* **Supplied text**:
How to mitigate branch mispredictions due to virtual function calls in C++?

Question

Background: I'm working on a compiler of a complex language (therefore there are many different types of AST nodes). I need a way to traverse an AST, and currently I use virtual functions to create iterators for different AST nodes. For example, operator++ is implemented as:

namespace ast {

class Iterator {
  Iterator operator++() {
    if (++curr_it_)
      return curr_it_;

    auto curr_node_ = /* get the neighbor */;
    if (!curr_node_)
      return nullptr;

    return (curr_it_ = curr_node_->create_iterator());
  }
};

InternalIterator BinaryExpr::create_iterator() { /* ... */ }
InternalIterator ArrayLiteral::create_iterator() { /* ... */ }
InternalIterator FunctionCall::create_iterator() { /* ... */ }

}  // namespace ast

Problem: the profiling result shows that the call to create_iterator causes 50% branch misprediction rate. What can I do to mitigate it?

P.S. I use valgrind --tool=cachegrind --branch-sim=yes to profile my compiler, and most of the mispredictions come from indirect function call.

Not a lot, probably. Is this causing a real-world performance problem? — Paul Sanders, Jul 27 '23 at 13:29
What is inside create_iterator? In other words are you sure it is the virtual call itself or the content of the create? Maybe you need to find a way to traverse the tree without an iterator? (iterators come with creation overhead, so maybe good old direct tree traversal is needed here) — Pepijn Kramer, Jul 27 '23 at 13:31
Would profile-guided optimization help? https://en.wikipedia.org/wiki/Profile-guided_optimization — Benjamin Bihler, Jul 27 '23 at 13:32
Note that the input data for the profile-guided optimizations are critical. A bad input can slow down performance for usual cases if it is not representative of real-world user inputs. Note you can specify that a branch is likely or unlikely to be taken but developers are notoriously bad at guessing such probabilities in practice (specified in the GCC documentation) except for branches involving error checks. Besides, note you can aggregate AST nodes for common blocks (or use a more compact AST representation) to mitigate this overhead. — Jérôme Richard, Jul 27 '23 at 13:38
Make it non-virtual. This may entail making it ugly and non-maintainable, but then most nice things come with a price tag. — n. m. could be an AI, Jul 27 '23 at 13:44
Are you reading profiling report properly or you just explain it to us in wrong way? Branch prediction means predict try to predict a conditional jump. Calling virtual method is not the conditional jump (it always happens just jumps to different thing). Maybe tool points to preceding `if` and predicting jump from `if` is bad. In such case [adding `[[unlikely]]`](https://en.cppreference.com/w/cpp/language/attributes/likely) can help, but I would fix code by changing it in such way that `curr_node_` is never `nullptr` making this condition obsolete. — Marek R, Jul 27 '23 at 14:21
@MarekR Conditional branch prediction and indirect branch prediction are two different types of branch prediction. While technically separate behaviors, there's more similarities than differences between them and many of the techniques are applicable to both. — Sneftel, Jul 27 '23 at 15:24

score 4 · Answer 1 · answered Jul 27 '23 at 14:32

If you're trying to reduce branch mispredictions, there's only a small number of ways that can be done:

Reduce conditional branches by using conditional instructions like CMOV or use case-specific instruction sequences which don't involve branching. For instance, if your various iterators had the same behavior but with different, like, data striding, then you could remove the virtual call and set the striding through a LUT or something. Probably not possible here.

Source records
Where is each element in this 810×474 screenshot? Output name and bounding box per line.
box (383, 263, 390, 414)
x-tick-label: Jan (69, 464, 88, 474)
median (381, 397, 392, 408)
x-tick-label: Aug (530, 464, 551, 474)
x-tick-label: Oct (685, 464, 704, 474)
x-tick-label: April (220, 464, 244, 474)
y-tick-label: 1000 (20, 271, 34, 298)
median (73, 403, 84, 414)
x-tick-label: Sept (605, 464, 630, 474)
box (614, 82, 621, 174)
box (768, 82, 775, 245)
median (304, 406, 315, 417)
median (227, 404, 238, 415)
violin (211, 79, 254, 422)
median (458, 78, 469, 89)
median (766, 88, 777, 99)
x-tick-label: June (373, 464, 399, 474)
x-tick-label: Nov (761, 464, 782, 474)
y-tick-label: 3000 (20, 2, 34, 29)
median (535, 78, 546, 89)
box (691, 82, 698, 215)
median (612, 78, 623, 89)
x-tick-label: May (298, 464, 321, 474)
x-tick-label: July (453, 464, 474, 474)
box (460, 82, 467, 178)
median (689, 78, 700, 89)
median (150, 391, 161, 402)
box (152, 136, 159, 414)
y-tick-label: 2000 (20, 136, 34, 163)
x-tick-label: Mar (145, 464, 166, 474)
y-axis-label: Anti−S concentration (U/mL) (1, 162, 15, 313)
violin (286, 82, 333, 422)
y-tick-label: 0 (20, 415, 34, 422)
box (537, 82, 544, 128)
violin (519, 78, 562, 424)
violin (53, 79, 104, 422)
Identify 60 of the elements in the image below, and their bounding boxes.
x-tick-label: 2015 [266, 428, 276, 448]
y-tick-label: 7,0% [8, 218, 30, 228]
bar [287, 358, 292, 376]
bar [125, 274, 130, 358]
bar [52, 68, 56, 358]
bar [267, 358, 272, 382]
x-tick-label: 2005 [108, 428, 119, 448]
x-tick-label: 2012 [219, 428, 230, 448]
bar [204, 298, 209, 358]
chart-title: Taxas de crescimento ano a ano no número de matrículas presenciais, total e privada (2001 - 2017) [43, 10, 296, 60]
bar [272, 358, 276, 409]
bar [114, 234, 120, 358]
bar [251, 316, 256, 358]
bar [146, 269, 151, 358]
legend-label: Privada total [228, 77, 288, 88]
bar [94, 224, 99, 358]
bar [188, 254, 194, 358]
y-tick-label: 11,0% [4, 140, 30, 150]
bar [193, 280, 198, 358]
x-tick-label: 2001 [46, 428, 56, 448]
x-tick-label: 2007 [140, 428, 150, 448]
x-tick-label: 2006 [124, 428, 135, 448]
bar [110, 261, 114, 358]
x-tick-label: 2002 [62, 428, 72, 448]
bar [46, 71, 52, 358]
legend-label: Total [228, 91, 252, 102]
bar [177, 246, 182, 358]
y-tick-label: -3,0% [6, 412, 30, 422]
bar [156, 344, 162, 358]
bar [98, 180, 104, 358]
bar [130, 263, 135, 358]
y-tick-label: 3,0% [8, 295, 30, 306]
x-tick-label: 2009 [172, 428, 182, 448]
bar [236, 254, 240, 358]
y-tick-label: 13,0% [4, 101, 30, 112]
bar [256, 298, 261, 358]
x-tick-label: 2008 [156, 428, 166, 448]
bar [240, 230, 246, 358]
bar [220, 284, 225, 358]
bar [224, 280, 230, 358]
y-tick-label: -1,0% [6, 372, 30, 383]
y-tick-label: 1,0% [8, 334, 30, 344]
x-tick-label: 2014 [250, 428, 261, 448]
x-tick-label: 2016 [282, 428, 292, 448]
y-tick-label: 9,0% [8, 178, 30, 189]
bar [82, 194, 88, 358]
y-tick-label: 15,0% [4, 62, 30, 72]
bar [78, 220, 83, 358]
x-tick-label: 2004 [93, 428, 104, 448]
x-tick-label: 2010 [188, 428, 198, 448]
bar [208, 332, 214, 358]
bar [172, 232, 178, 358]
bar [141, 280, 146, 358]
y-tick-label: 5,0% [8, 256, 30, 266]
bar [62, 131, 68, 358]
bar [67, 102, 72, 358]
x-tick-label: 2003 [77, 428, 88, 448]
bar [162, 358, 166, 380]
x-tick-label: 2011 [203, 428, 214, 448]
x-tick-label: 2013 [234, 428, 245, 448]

* **Given request 1**:
Summarize the thread on branch mispredictions from virtual calls in two sentences.
* **Given request 2**:
Return everything in the rows from the first line down to the line that contains "bar [130, 263, 135, 358]", including both ends, character for character.

* **Complete response 1**:
A developer whose compiler uses virtual create_iterator functions to traverse AST nodes reports a 50% branch misprediction rate in profiling, mostly from indirect function calls, and asks how to reduce it. Replies suggest profile-guided optimization, aggregating AST nodes or a more compact AST representation, making the call non-virtual, or plain direct tree traversal, and the first answer says there are only a few ways to cut mispredictions, such as using conditional instructions like CMOV.

* **Complete response 2**:
Where is each element in this 810×474 screenshot? Output name and bounding box per line.
box (383, 263, 390, 414)
x-tick-label: Jan (69, 464, 88, 474)
median (381, 397, 392, 408)
x-tick-label: Aug (530, 464, 551, 474)
x-tick-label: Oct (685, 464, 704, 474)
x-tick-label: April (220, 464, 244, 474)
y-tick-label: 1000 (20, 271, 34, 298)
median (73, 403, 84, 414)
x-tick-label: Sept (605, 464, 630, 474)
box (614, 82, 621, 174)
box (768, 82, 775, 245)
median (304, 406, 315, 417)
median (227, 404, 238, 415)
violin (211, 79, 254, 422)
median (458, 78, 469, 89)
median (766, 88, 777, 99)
x-tick-label: June (373, 464, 399, 474)
x-tick-label: Nov (761, 464, 782, 474)
y-tick-label: 3000 (20, 2, 34, 29)
median (535, 78, 546, 89)
box (691, 82, 698, 215)
median (612, 78, 623, 89)
x-tick-label: May (298, 464, 321, 474)
x-tick-label: July (453, 464, 474, 474)
box (460, 82, 467, 178)
median (689, 78, 700, 89)
median (150, 391, 161, 402)
box (152, 136, 159, 414)
y-tick-label: 2000 (20, 136, 34, 163)
x-tick-label: Mar (145, 464, 166, 474)
y-axis-label: Anti−S concentration (U/mL) (1, 162, 15, 313)
violin (286, 82, 333, 422)
y-tick-label: 0 (20, 415, 34, 422)
box (537, 82, 544, 128)
violin (519, 78, 562, 424)
violin (53, 79, 104, 422)
Identify 60 of the elements in the image below, and their bounding boxes.
x-tick-label: 2015 [266, 428, 276, 448]
y-tick-label: 7,0% [8, 218, 30, 228]
bar [287, 358, 292, 376]
bar [125, 274, 130, 358]
bar [52, 68, 56, 358]
bar [267, 358, 272, 382]
x-tick-label: 2005 [108, 428, 119, 448]
x-tick-label: 2012 [219, 428, 230, 448]
bar [204, 298, 209, 358]
chart-title: Taxas de crescimento ano a ano no número de matrículas presenciais, total e privada (2001 - 2017) [43, 10, 296, 60]
bar [272, 358, 276, 409]
bar [114, 234, 120, 358]
bar [251, 316, 256, 358]
bar [146, 269, 151, 358]
legend-label: Privada total [228, 77, 288, 88]
bar [94, 224, 99, 358]
bar [188, 254, 194, 358]
y-tick-label: 11,0% [4, 140, 30, 150]
bar [193, 280, 198, 358]
x-tick-label: 2001 [46, 428, 56, 448]
x-tick-label: 2007 [140, 428, 150, 448]
x-tick-label: 2006 [124, 428, 135, 448]
bar [110, 261, 114, 358]
x-tick-label: 2002 [62, 428, 72, 448]
bar [46, 71, 52, 358]
legend-label: Total [228, 91, 252, 102]
bar [177, 246, 182, 358]
y-tick-label: -3,0% [6, 412, 30, 422]
bar [156, 344, 162, 358]
bar [98, 180, 104, 358]
bar [130, 263, 135, 358]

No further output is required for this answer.